* **Task to complete**: Using the records below, locate all lines containing "text" and return them.

## START Supplied entries

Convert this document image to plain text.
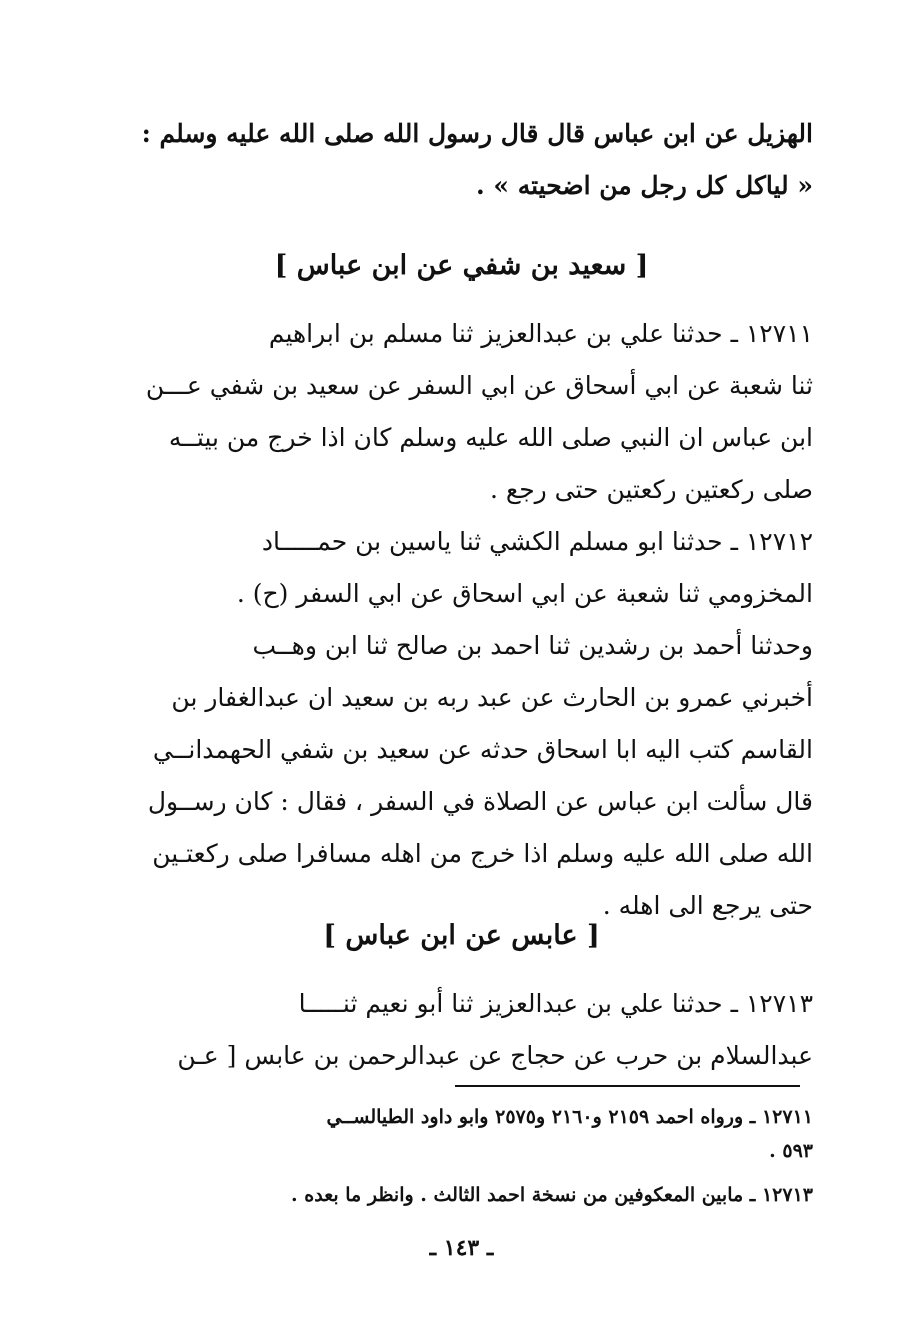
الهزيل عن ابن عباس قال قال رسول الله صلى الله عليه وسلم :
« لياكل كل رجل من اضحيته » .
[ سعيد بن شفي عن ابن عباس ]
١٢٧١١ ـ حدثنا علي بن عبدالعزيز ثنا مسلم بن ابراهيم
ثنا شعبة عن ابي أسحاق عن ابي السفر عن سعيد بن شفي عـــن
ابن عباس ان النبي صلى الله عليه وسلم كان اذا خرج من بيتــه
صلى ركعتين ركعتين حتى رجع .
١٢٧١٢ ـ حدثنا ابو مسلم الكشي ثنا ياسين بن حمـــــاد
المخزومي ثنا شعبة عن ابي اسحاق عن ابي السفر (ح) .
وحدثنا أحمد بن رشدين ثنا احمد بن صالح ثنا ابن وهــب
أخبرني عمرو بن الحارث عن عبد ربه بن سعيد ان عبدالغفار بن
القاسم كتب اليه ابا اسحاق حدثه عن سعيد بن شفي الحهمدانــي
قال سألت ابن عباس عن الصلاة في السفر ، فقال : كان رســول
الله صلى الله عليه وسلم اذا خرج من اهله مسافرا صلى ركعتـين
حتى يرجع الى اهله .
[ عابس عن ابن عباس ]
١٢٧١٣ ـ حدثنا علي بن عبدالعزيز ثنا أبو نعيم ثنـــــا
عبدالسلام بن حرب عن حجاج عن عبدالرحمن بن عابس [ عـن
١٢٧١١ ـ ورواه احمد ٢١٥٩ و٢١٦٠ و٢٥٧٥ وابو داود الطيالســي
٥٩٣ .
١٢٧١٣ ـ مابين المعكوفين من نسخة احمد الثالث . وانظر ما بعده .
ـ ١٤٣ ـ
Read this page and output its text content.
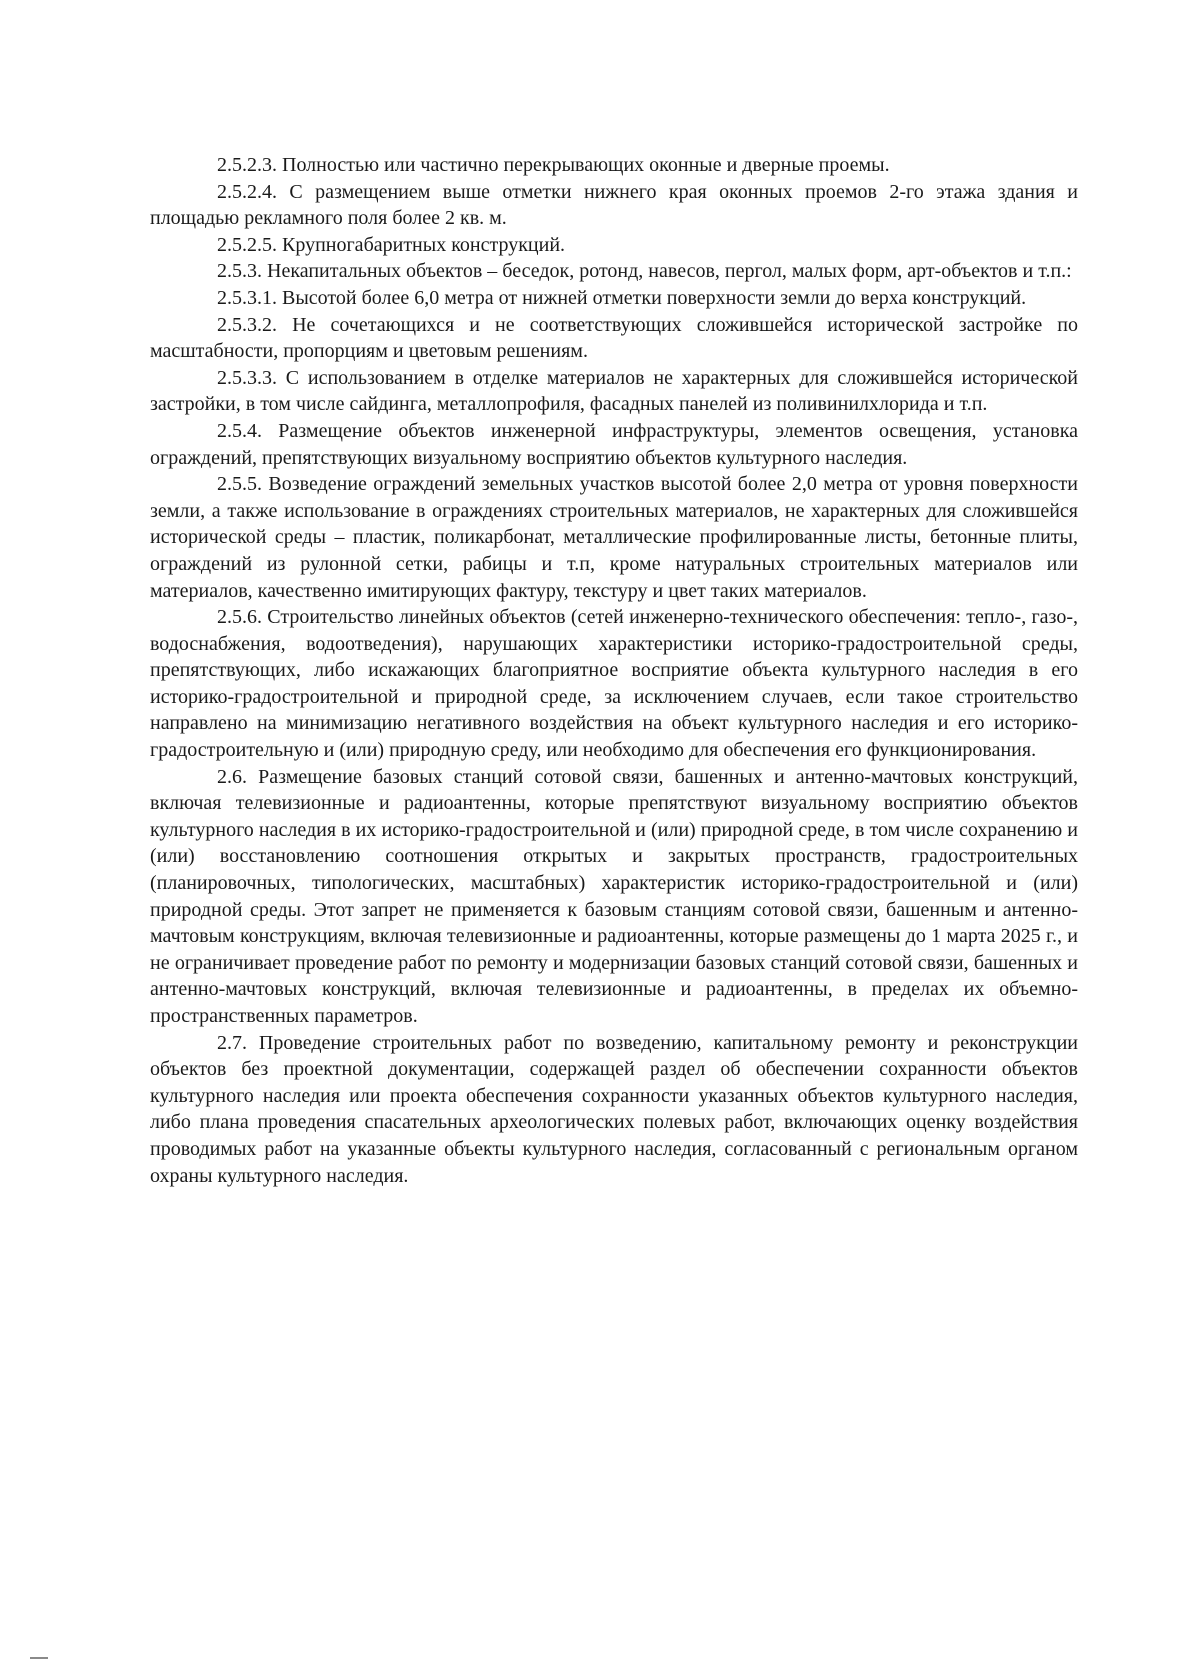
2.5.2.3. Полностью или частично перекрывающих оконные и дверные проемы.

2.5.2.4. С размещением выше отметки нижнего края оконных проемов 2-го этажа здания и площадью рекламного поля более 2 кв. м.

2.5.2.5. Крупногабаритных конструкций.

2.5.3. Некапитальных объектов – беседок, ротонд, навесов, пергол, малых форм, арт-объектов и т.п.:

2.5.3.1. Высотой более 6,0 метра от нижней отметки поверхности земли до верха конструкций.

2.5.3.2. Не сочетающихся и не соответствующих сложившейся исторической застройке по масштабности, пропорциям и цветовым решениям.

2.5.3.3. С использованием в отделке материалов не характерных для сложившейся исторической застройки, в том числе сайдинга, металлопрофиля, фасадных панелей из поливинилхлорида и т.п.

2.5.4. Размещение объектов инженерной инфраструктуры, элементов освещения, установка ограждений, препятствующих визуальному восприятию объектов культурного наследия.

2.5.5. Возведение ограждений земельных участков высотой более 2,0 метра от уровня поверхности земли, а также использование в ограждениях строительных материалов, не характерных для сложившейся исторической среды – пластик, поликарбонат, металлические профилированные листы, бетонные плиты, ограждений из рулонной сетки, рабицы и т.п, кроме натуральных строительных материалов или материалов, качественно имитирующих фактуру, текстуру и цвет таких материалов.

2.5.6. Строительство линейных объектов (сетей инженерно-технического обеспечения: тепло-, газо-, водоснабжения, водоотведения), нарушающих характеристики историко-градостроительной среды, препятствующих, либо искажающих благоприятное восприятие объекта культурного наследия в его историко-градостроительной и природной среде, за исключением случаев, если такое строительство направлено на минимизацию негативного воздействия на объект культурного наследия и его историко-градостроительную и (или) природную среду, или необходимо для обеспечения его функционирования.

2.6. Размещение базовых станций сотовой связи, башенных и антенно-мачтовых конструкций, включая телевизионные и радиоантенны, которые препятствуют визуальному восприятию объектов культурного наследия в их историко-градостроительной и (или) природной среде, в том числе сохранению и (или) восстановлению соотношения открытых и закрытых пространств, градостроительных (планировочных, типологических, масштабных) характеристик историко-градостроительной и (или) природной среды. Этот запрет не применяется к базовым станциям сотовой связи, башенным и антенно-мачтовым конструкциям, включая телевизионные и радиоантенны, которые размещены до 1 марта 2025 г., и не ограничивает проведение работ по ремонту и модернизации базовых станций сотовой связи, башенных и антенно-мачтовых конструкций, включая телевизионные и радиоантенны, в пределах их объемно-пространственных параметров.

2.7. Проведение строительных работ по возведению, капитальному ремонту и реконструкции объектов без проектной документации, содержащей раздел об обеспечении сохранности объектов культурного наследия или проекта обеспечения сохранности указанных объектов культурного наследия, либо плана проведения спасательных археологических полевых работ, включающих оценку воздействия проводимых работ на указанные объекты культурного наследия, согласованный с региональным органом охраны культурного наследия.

## END Supplied entries

* **Result of this task**:
Convert this document image to plain text.
Read this page and output its text content.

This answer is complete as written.